▶ What you will do:
Each line that holds the word "updateKey" counts once; report the total and nothing else.

---- Extracted entries

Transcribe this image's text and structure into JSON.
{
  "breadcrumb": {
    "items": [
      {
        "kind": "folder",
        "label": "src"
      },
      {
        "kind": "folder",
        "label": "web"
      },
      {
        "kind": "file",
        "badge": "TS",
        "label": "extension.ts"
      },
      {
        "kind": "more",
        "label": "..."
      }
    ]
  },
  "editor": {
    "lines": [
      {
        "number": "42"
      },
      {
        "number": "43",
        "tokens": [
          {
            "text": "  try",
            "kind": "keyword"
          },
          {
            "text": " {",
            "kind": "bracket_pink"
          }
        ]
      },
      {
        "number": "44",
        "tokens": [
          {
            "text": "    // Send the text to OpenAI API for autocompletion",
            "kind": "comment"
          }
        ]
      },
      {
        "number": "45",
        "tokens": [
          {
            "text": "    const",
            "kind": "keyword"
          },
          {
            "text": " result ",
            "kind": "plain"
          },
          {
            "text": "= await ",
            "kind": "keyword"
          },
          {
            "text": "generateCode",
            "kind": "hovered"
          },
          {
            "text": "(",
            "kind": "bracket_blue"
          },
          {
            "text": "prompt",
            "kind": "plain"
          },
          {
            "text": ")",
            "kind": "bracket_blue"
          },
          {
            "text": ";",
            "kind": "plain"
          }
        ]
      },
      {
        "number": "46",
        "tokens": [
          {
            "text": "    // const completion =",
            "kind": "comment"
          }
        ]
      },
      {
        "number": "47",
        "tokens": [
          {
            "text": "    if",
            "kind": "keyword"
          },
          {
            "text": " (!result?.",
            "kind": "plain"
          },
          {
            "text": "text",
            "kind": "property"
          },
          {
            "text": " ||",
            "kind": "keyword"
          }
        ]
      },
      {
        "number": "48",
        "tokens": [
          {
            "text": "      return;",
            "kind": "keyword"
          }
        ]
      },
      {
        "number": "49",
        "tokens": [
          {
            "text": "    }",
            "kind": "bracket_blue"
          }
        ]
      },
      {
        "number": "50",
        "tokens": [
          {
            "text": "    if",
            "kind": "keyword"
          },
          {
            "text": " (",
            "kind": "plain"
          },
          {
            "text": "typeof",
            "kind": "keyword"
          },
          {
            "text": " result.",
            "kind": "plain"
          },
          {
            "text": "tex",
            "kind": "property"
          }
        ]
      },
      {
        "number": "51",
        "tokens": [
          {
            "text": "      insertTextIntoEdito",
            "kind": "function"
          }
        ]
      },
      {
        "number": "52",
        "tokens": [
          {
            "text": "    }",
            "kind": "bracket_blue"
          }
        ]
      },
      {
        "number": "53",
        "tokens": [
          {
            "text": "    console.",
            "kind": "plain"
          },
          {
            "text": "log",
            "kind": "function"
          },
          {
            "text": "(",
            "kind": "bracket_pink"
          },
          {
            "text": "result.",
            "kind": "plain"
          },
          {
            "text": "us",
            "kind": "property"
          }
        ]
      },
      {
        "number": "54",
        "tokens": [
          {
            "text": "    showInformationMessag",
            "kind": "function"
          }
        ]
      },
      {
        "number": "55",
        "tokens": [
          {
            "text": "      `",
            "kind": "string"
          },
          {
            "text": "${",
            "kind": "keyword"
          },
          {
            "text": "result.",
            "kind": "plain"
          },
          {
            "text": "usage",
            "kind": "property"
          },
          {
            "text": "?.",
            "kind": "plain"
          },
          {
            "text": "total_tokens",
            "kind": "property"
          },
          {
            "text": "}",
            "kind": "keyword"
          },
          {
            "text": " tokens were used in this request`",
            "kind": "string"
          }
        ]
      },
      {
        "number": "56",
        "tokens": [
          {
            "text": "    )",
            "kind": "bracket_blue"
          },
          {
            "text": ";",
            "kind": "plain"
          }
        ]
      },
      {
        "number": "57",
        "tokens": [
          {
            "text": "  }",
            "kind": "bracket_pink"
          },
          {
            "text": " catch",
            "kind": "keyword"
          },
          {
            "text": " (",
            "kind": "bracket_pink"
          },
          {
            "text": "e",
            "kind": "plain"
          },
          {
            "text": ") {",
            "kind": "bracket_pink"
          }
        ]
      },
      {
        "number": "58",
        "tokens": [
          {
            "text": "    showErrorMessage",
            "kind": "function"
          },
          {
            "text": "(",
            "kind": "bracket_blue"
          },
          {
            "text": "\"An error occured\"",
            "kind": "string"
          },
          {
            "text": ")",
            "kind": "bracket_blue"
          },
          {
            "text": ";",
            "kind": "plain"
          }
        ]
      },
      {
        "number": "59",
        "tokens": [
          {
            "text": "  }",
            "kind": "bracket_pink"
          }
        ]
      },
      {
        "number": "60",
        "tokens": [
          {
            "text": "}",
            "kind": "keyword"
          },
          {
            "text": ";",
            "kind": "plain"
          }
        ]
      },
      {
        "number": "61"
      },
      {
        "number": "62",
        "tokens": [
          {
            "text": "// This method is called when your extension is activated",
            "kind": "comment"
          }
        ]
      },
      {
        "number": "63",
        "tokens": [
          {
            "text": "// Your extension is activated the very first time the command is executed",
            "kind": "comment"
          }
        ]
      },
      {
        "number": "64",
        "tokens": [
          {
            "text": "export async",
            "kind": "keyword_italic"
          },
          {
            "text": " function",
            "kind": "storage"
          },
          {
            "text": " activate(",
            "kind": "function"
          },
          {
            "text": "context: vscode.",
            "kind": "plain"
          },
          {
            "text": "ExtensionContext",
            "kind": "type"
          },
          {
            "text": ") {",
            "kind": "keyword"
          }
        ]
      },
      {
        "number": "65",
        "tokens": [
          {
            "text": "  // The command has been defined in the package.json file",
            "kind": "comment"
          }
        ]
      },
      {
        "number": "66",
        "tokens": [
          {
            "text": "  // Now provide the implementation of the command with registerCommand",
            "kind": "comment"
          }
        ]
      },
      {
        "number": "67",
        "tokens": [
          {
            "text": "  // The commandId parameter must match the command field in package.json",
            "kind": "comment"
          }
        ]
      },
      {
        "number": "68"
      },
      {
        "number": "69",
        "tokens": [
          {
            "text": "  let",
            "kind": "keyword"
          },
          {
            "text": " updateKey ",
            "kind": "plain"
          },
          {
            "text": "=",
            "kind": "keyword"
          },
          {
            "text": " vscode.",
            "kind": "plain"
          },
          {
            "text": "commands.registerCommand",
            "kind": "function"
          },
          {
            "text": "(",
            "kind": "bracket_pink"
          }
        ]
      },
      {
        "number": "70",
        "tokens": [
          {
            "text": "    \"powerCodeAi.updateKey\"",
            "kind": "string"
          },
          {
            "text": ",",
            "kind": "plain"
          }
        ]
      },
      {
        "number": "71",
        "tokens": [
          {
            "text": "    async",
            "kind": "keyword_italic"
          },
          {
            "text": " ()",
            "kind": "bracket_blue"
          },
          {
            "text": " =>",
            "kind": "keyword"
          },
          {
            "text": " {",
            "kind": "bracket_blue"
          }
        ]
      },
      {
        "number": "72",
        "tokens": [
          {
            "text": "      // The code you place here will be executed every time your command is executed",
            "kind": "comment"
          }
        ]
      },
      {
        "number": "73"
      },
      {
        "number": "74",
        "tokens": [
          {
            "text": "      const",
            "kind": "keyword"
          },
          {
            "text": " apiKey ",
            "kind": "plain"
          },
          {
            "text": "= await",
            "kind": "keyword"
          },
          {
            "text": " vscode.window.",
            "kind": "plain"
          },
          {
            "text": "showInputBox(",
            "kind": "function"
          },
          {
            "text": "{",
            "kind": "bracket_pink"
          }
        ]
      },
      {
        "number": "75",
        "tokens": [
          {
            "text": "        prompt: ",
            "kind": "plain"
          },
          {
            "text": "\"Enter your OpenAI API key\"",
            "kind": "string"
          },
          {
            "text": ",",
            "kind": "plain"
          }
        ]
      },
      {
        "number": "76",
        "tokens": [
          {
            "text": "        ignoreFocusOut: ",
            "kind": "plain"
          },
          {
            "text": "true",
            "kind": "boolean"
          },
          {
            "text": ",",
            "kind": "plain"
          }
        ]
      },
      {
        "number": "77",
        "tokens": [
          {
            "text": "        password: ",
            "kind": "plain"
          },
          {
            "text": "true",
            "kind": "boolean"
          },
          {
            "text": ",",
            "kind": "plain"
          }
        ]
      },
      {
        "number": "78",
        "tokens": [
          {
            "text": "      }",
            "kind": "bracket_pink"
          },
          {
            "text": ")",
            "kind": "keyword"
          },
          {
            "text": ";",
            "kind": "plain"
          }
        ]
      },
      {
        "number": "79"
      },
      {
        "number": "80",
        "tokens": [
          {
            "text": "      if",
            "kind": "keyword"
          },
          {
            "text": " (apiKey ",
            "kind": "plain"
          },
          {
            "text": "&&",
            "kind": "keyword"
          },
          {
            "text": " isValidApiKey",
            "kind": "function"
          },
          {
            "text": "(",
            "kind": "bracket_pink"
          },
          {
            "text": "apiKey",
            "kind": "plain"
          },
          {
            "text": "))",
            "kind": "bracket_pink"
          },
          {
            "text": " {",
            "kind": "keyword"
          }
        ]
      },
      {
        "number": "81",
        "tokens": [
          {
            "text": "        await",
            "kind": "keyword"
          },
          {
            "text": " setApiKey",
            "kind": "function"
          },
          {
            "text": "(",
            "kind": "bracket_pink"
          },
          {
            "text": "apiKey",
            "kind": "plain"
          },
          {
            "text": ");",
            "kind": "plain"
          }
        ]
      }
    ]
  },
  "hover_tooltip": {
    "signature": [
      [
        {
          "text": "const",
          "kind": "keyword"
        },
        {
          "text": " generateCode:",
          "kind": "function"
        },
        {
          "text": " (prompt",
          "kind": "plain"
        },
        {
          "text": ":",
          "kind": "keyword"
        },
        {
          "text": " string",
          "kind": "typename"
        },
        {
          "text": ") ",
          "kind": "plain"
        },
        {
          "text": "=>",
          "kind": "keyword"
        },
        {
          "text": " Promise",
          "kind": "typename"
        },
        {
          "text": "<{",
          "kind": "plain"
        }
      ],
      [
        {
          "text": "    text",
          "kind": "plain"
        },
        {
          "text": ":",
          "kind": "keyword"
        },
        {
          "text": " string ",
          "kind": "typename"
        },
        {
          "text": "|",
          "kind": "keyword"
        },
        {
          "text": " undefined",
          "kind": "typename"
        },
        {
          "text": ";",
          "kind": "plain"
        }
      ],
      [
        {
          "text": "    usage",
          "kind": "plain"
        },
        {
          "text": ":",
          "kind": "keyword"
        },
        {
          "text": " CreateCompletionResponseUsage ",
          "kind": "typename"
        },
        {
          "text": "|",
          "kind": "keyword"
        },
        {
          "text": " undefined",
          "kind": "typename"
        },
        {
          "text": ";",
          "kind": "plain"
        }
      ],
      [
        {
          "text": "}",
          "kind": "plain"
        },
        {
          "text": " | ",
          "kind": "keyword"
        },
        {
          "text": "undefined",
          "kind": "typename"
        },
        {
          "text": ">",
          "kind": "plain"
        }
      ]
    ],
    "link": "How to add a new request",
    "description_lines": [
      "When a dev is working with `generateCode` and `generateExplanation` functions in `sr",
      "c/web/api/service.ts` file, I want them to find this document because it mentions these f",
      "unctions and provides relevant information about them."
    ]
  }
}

--------

▶ Completed task:
2